▸ **Extracted entries**
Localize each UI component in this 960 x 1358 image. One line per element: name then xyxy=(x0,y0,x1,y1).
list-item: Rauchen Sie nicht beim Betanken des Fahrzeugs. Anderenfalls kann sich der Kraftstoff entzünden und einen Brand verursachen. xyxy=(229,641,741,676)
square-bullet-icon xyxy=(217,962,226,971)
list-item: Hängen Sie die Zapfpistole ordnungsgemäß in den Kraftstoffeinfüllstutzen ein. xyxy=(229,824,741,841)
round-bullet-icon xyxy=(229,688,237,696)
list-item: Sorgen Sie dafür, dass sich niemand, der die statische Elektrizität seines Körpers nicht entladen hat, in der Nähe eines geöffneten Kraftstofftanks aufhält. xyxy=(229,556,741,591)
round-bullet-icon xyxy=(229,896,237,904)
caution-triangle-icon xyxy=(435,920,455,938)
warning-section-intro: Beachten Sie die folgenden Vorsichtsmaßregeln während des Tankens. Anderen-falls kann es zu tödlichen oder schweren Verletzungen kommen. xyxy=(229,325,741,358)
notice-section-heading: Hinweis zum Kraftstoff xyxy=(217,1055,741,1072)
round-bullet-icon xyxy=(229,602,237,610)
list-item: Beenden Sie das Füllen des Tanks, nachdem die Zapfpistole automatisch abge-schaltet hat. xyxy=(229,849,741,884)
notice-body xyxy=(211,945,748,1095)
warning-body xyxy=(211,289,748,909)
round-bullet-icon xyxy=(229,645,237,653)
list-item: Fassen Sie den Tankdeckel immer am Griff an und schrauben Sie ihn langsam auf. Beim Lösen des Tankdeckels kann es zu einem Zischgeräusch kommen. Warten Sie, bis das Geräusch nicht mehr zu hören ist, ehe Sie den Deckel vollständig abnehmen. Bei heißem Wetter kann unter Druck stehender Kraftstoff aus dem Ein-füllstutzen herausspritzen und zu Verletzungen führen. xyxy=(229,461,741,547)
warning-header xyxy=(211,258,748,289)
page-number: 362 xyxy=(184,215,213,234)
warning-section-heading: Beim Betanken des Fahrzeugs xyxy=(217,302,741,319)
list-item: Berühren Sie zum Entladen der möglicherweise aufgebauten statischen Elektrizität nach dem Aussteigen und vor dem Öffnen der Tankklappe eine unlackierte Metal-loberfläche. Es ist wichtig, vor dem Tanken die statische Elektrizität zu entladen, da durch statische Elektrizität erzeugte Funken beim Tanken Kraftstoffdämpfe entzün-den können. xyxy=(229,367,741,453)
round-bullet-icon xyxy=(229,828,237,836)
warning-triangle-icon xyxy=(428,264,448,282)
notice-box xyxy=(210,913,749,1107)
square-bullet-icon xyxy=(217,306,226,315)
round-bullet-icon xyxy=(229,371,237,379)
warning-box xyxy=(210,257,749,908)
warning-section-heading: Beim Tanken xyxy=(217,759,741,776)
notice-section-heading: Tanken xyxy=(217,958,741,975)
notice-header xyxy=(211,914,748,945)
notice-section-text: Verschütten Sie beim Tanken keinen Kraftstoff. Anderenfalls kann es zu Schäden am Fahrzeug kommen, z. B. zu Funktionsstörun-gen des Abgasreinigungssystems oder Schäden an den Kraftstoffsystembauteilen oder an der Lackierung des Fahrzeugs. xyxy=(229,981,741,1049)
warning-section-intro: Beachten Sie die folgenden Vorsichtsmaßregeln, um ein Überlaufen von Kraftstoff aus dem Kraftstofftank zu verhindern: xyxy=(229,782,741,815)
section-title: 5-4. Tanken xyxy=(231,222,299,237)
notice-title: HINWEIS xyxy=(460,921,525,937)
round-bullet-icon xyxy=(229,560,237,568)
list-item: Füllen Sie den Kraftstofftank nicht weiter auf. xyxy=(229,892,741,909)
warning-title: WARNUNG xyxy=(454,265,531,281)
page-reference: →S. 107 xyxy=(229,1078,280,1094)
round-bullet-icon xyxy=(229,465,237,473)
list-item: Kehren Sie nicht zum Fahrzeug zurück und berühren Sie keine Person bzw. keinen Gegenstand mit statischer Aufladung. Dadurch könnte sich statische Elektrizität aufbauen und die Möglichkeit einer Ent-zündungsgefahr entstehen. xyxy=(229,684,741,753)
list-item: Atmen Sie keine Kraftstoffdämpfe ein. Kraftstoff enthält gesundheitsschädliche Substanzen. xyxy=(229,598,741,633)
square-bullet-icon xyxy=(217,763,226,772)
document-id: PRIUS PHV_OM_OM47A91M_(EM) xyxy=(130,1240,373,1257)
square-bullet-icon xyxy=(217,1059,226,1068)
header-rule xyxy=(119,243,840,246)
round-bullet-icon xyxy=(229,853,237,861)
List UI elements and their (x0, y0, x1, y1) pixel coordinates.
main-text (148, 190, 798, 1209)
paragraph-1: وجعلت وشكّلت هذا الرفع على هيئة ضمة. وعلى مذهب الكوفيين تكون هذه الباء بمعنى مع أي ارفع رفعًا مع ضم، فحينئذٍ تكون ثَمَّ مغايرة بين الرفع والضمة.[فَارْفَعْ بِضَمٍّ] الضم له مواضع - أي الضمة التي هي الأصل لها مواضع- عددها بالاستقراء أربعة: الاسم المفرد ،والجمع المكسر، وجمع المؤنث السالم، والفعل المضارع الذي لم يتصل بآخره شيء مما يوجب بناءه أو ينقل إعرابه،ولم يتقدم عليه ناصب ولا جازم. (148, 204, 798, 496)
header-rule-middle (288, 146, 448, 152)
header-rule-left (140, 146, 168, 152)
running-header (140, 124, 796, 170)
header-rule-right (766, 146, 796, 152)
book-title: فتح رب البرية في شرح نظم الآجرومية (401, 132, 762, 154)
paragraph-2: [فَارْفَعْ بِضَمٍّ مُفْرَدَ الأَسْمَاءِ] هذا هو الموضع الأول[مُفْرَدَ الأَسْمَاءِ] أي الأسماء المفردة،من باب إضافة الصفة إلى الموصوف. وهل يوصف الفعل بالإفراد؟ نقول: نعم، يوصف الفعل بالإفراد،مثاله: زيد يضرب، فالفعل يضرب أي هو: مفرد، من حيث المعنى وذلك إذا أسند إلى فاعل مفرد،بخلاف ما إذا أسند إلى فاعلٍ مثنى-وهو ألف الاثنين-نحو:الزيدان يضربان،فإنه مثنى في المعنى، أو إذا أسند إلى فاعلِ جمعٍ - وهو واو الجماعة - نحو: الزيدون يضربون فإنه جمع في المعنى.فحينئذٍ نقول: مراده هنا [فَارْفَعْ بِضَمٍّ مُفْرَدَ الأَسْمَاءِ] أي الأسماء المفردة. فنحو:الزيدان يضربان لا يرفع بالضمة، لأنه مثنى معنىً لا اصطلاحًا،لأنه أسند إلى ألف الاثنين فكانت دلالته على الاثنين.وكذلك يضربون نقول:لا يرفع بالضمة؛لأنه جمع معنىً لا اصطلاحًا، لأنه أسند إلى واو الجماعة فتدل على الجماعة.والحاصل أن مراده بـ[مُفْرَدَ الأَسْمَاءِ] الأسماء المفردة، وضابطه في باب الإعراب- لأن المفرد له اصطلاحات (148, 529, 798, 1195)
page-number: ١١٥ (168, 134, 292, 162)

▸ **Problem**
Arrange every line of the listing above as a Markdown table with two columns, Row and Line, numbering the rows in order and leaving out blank lines.

▸ **Written answer**
| Row | Line |
|---|---|
| 1 | Localize each UI component in this 960 x 1358 image. One line per element: name then xyxy=(x0,y0,x1,y1). |
| 2 | list-item: Rauchen Sie nicht beim Betanken des Fahrzeugs. Anderenfalls kann sich der Kraftstoff entzünden und einen Brand verursachen. xyxy=(229,641,741,676) |
| 3 | square-bullet-icon xyxy=(217,962,226,971) |
| 4 | list-item: Hängen Sie die Zapfpistole ordnungsgemäß in den Kraftstoffeinfüllstutzen ein. xyxy=(229,824,741,841) |
| 5 | round-bullet-icon xyxy=(229,688,237,696) |
| 6 | list-item: Sorgen Sie dafür, dass sich niemand, der die statische Elektrizität seines Körpers nicht entladen hat, in der Nähe eines geöffneten Kraftstofftanks aufhält. xyxy=(229,556,741,591) |
| 7 | round-bullet-icon xyxy=(229,896,237,904) |
| 8 | caution-triangle-icon xyxy=(435,920,455,938) |
| 9 | warning-section-intro: Beachten Sie die folgenden Vorsichtsmaßregeln während des Tankens. Anderen-falls kann es zu tödlichen oder schweren Verletzungen kommen. xyxy=(229,325,741,358) |
| 10 | notice-section-heading: Hinweis zum Kraftstoff xyxy=(217,1055,741,1072) |
| 11 | round-bullet-icon xyxy=(229,602,237,610) |
| 12 | list-item: Beenden Sie das Füllen des Tanks, nachdem die Zapfpistole automatisch abge-schaltet hat. xyxy=(229,849,741,884) |
| 13 | notice-body xyxy=(211,945,748,1095) |
| 14 | warning-body xyxy=(211,289,748,909) |
| 15 | round-bullet-icon xyxy=(229,645,237,653) |
| 16 | list-item: Fassen Sie den Tankdeckel immer am Griff an und schrauben Sie ihn langsam auf. Beim Lösen des Tankdeckels kann es zu einem Zischgeräusch kommen. Warten Sie, bis das Geräusch nicht mehr zu hören ist, ehe Sie den Deckel vollständig abnehmen. Bei heißem Wetter kann unter Druck stehender Kraftstoff aus dem Ein-füllstutzen herausspritzen und zu Verletzungen führen. xyxy=(229,461,741,547) |
| 17 | warning-header xyxy=(211,258,748,289) |
| 18 | page-number: 362 xyxy=(184,215,213,234) |
| 19 | warning-section-heading: Beim Betanken des Fahrzeugs xyxy=(217,302,741,319) |
| 20 | list-item: Berühren Sie zum Entladen der möglicherweise aufgebauten statischen Elektrizität nach dem Aussteigen und vor dem Öffnen der Tankklappe eine unlackierte Metal-loberfläche. Es ist wichtig, vor dem Tanken die statische Elektrizität zu entladen, da durch statische Elektrizität erzeugte Funken beim Tanken Kraftstoffdämpfe entzün-den können. xyxy=(229,367,741,453) |
| 21 | round-bullet-icon xyxy=(229,828,237,836) |
| 22 | warning-triangle-icon xyxy=(428,264,448,282) |
| 23 | notice-box xyxy=(210,913,749,1107) |
| 24 | square-bullet-icon xyxy=(217,306,226,315) |
| 25 | round-bullet-icon xyxy=(229,371,237,379) |
| 26 | warning-box xyxy=(210,257,749,908) |
| 27 | warning-section-heading: Beim Tanken xyxy=(217,759,741,776) |
| 28 | notice-section-heading: Tanken xyxy=(217,958,741,975) |
| 29 | notice-header xyxy=(211,914,748,945) |
| 30 | notice-section-text: Verschütten Sie beim Tanken keinen Kraftstoff. Anderenfalls kann es zu Schäden am Fahrzeug kommen, z. B. zu Funktionsstörun-gen des Abgasreinigungssystems oder Schäden an den Kraftstoffsystembauteilen oder an der Lackierung des Fahrzeugs. xyxy=(229,981,741,1049) |
| 31 | warning-section-intro: Beachten Sie die folgenden Vorsichtsmaßregeln, um ein Überlaufen von Kraftstoff aus dem Kraftstofftank zu verhindern: xyxy=(229,782,741,815) |
| 32 | section-title: 5-4. Tanken xyxy=(231,222,299,237) |
| 33 | notice-title: HINWEIS xyxy=(460,921,525,937) |
| 34 | round-bullet-icon xyxy=(229,560,237,568) |
| 35 | list-item: Füllen Sie den Kraftstofftank nicht weiter auf. xyxy=(229,892,741,909) |
| 36 | warning-title: WARNUNG xyxy=(454,265,531,281) |
| 37 | page-reference: →S. 107 xyxy=(229,1078,280,1094) |
| 38 | round-bullet-icon xyxy=(229,465,237,473) |
| 39 | list-item: Kehren Sie nicht zum Fahrzeug zurück und berühren Sie keine Person bzw. keinen Gegenstand mit statischer Aufladung. Dadurch könnte sich statische Elektrizität aufbauen und die Möglichkeit einer Ent-zündungsgefahr entstehen. xyxy=(229,684,741,753) |
| 40 | list-item: Atmen Sie keine Kraftstoffdämpfe ein. Kraftstoff enthält gesundheitsschädliche Substanzen. xyxy=(229,598,741,633) |
| 41 | square-bullet-icon xyxy=(217,763,226,772) |
| 42 | document-id: PRIUS PHV_OM_OM47A91M_(EM) xyxy=(130,1240,373,1257) |
| 43 | square-bullet-icon xyxy=(217,1059,226,1068) |
| 44 | header-rule xyxy=(119,243,840,246) |
| 45 | round-bullet-icon xyxy=(229,853,237,861) |
| 46 | List UI elements and their (x0, y0, x1, y1) pixel coordinates. |
| 47 | main-text (148, 190, 798, 1209) |
| 48 | paragraph-1: وجعلت وشكّلت هذا الرفع على هيئة ضمة. وعلى مذهب الكوفيين تكون هذه الباء بمعنى مع أي ارفع رفعًا مع ضم، فحينئذٍ تكون ثَمَّ مغايرة بين الرفع والضمة.[فَارْفَعْ بِضَمٍّ] الضم له مواضع - أي الضمة التي هي الأصل لها مواضع- عددها بالاستقراء أربعة: الاسم المفرد ،والجمع المكسر، وجمع المؤنث السالم، والفعل المضارع الذي لم يتصل بآخره شيء مما يوجب بناءه أو ينقل إعرابه،ولم يتقدم عليه ناصب ولا جازم. (148, 204, 798, 496) |
| 49 | header-rule-middle (288, 146, 448, 152) |
| 50 | header-rule-left (140, 146, 168, 152) |
| 51 | running-header (140, 124, 796, 170) |
| 52 | header-rule-right (766, 146, 796, 152) |
| 53 | book-title: فتح رب البرية في شرح نظم الآجرومية (401, 132, 762, 154) |
| 54 | paragraph-2: [فَارْفَعْ بِضَمٍّ مُفْرَدَ الأَسْمَاءِ] هذا هو الموضع الأول[مُفْرَدَ الأَسْمَاءِ] أي الأسماء المفردة،من باب إضافة الصفة إلى الموصوف. وهل يوصف الفعل بالإفراد؟ نقول: نعم، يوصف الفعل بالإفراد،مثاله: زيد يضرب، فالفعل يضرب أي هو: مفرد، من حيث المعنى وذلك إذا أسند إلى فاعل مفرد،بخلاف ما إذا أسند إلى فاعلٍ مثنى-وهو ألف الاثنين-نحو:الزيدان يضربان،فإنه مثنى في المعنى، أو إذا أسند إلى فاعلِ جمعٍ - وهو واو الجماعة - نحو: الزيدون يضربون فإنه جمع في المعنى.فحينئذٍ نقول: مراده هنا [فَارْفَعْ بِضَمٍّ مُفْرَدَ الأَسْمَاءِ] أي الأسماء المفردة. فنحو:الزيدان يضربان لا يرفع بالضمة، لأنه مثنى معنىً لا اصطلاحًا،لأنه أسند إلى ألف الاثنين فكانت دلالته على الاثنين.وكذلك يضربون نقول:لا يرفع بالضمة؛لأنه جمع معنىً لا اصطلاحًا، لأنه أسند إلى واو الجماعة فتدل على الجماعة.والحاصل أن مراده بـ[مُفْرَدَ الأَسْمَاءِ] الأسماء المفردة، وضابطه في باب الإعراب- لأن المفرد له اصطلاحات (148, 529, 798, 1195) |
| 55 | page-number: ١١٥ (168, 134, 292, 162) |